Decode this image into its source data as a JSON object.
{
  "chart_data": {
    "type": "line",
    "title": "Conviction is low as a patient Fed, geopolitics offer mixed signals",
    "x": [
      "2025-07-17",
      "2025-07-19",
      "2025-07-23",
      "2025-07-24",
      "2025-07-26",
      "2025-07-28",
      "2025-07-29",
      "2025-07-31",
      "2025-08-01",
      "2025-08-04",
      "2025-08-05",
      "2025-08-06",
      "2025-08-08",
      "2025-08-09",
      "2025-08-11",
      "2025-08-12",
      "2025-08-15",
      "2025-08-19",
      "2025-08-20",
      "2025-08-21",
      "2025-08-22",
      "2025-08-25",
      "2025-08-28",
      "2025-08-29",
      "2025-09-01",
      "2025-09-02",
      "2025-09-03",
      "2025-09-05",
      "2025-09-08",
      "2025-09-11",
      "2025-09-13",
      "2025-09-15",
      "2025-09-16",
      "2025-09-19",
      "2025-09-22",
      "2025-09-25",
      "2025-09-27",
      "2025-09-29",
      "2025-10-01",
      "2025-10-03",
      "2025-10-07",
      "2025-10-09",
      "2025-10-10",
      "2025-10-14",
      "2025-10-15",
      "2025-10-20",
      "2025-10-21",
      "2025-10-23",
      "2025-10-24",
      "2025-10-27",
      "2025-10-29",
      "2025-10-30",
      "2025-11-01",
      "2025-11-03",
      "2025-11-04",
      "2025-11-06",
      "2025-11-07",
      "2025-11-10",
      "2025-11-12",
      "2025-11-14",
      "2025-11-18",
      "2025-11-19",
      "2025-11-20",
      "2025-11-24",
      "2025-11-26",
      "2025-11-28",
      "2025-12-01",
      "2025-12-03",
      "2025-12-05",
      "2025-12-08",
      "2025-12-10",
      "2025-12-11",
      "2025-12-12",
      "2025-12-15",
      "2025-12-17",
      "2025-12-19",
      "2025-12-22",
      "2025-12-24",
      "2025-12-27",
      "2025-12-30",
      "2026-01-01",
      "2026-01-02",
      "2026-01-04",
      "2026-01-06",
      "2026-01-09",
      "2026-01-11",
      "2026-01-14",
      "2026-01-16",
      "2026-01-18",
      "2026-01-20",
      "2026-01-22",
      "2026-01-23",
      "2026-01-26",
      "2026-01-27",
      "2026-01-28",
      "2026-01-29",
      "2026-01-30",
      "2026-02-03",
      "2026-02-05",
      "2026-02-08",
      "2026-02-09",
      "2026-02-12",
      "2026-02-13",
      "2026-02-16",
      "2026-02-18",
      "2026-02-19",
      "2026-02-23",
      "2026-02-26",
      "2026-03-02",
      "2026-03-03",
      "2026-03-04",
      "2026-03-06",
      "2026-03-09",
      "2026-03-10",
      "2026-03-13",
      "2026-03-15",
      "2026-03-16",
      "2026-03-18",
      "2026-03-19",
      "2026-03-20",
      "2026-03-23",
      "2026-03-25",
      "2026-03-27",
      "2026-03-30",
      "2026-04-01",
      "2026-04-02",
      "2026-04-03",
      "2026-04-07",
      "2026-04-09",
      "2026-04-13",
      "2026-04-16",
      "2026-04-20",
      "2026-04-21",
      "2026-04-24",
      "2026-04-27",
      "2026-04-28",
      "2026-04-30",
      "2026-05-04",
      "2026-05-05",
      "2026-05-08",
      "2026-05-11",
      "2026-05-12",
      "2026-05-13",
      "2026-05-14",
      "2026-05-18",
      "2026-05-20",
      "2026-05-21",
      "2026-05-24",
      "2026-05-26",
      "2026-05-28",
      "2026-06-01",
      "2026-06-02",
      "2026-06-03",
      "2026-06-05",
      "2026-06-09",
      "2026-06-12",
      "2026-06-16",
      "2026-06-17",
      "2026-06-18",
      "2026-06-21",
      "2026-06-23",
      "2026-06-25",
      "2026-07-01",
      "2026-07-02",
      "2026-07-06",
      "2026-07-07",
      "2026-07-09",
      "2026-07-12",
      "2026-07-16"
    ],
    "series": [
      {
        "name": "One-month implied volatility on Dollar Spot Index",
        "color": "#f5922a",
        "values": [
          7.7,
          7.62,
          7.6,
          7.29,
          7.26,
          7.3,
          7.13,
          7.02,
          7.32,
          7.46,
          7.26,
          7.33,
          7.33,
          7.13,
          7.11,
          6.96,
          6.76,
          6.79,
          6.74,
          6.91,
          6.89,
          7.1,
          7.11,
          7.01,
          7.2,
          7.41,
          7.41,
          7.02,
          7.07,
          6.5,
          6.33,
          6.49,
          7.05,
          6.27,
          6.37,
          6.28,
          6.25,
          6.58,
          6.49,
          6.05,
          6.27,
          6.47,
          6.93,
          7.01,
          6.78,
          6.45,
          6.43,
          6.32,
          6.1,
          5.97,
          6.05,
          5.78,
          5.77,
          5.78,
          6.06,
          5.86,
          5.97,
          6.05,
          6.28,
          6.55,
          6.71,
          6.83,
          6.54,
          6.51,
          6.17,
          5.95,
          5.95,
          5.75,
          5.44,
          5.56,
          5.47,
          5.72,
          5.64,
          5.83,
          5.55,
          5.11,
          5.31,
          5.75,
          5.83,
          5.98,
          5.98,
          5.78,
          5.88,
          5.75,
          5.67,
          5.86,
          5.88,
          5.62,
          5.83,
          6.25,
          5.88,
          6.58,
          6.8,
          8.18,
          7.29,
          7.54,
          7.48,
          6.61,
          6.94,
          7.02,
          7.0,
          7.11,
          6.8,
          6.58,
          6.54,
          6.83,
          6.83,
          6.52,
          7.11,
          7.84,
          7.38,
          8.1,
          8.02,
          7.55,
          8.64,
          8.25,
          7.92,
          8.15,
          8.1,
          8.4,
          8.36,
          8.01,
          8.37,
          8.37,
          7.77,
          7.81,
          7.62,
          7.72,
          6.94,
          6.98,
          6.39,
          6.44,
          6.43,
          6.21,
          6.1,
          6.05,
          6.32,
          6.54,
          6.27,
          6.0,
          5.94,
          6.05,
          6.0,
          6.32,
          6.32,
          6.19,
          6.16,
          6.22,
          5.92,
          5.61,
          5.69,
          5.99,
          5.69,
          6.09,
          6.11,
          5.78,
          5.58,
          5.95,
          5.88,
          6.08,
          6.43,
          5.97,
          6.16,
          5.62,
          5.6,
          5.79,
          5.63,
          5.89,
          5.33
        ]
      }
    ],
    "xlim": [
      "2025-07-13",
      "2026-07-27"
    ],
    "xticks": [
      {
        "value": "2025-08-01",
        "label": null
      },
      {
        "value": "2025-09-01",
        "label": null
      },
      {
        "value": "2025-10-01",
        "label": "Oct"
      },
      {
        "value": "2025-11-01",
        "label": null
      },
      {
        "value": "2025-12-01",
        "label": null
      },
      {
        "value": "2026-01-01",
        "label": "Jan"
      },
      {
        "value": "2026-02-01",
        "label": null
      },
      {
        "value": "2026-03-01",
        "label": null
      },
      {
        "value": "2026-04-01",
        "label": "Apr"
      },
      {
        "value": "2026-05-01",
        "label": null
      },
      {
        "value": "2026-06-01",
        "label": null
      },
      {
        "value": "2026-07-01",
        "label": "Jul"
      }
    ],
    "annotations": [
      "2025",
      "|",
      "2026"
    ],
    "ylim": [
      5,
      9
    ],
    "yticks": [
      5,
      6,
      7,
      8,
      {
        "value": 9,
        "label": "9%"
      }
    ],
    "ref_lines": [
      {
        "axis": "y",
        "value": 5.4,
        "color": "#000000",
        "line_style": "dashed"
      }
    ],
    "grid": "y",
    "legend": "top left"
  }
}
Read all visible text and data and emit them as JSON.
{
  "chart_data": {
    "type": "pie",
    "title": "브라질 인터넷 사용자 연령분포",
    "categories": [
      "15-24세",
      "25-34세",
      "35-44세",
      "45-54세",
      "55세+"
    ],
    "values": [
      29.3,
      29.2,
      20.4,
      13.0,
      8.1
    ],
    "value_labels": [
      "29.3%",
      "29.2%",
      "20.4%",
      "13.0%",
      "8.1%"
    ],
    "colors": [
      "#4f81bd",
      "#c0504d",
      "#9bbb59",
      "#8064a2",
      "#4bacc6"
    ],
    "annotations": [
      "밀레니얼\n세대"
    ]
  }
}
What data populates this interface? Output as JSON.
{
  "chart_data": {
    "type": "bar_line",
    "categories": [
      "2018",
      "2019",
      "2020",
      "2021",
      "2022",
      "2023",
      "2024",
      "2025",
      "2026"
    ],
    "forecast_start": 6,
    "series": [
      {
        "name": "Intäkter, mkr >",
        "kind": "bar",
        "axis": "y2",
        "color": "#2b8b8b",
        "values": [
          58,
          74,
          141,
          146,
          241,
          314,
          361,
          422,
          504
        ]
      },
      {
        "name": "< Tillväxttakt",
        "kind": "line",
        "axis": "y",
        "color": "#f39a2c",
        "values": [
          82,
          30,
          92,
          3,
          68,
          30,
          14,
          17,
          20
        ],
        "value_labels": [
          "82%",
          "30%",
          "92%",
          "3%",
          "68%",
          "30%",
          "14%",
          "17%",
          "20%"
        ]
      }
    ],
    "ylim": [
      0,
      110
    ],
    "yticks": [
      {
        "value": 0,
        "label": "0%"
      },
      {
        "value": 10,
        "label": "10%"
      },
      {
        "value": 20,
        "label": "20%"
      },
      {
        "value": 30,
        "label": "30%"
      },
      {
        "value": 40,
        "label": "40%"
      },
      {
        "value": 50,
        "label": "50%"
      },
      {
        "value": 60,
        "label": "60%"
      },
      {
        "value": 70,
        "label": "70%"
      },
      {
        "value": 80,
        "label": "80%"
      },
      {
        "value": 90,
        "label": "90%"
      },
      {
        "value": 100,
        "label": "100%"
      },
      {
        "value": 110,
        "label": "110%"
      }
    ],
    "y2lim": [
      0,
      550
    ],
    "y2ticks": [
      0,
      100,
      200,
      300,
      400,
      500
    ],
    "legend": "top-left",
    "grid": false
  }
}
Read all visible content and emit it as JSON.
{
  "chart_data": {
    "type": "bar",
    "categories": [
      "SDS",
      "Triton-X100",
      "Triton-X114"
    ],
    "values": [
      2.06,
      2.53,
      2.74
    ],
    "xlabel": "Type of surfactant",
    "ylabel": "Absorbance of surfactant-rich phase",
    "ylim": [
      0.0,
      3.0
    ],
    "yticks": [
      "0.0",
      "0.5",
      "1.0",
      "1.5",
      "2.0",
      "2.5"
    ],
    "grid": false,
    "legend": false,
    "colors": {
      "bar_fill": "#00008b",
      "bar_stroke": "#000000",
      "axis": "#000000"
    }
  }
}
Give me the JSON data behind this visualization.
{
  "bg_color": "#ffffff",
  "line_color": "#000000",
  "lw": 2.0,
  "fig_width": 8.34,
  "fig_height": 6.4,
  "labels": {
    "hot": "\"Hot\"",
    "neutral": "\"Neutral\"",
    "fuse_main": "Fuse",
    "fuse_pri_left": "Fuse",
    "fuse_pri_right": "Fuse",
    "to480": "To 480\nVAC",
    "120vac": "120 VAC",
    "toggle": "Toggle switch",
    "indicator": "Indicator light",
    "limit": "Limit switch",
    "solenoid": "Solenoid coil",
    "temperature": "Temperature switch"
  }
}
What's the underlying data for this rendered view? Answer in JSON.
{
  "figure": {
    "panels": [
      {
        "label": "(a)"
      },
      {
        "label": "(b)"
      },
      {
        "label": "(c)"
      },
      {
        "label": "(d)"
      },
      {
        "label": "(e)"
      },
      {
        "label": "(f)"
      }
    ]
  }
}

******************************

> [Prompt]:
Take the line holding "Read all visible content and emit it as JSON." and all lines after it through the end of the data, and set them down exactly.

> [Correct response]:
Read all visible content and emit it as JSON.
{
  "chart_data": {
    "type": "bar",
    "categories": [
      "SDS",
      "Triton-X100",
      "Triton-X114"
    ],
    "values": [
      2.06,
      2.53,
      2.74
    ],
    "xlabel": "Type of surfactant",
    "ylabel": "Absorbance of surfactant-rich phase",
    "ylim": [
      0.0,
      3.0
    ],
    "yticks": [
      "0.0",
      "0.5",
      "1.0",
      "1.5",
      "2.0",
      "2.5"
    ],
    "grid": false,
    "legend": false,
    "colors": {
      "bar_fill": "#00008b",
      "bar_stroke": "#000000",
      "axis": "#000000"
    }
  }
}
Give me the JSON data behind this visualization.
{
  "bg_color": "#ffffff",
  "line_color": "#000000",
  "lw": 2.0,
  "fig_width": 8.34,
  "fig_height": 6.4,
  "labels": {
    "hot": "\"Hot\"",
    "neutral": "\"Neutral\"",
    "fuse_main": "Fuse",
    "fuse_pri_left": "Fuse",
    "fuse_pri_right": "Fuse",
    "to480": "To 480\nVAC",
    "120vac": "120 VAC",
    "toggle": "Toggle switch",
    "indicator": "Indicator light",
    "limit": "Limit switch",
    "solenoid": "Solenoid coil",
    "temperature": "Temperature switch"
  }
}
What's the underlying data for this rendered view? Answer in JSON.
{
  "figure": {
    "panels": [
      {
        "label": "(a)"
      },
      {
        "label": "(b)"
      },
      {
        "label": "(c)"
      },
      {
        "label": "(d)"
      },
      {
        "label": "(e)"
      },
      {
        "label": "(f)"
      }
    ]
  }
}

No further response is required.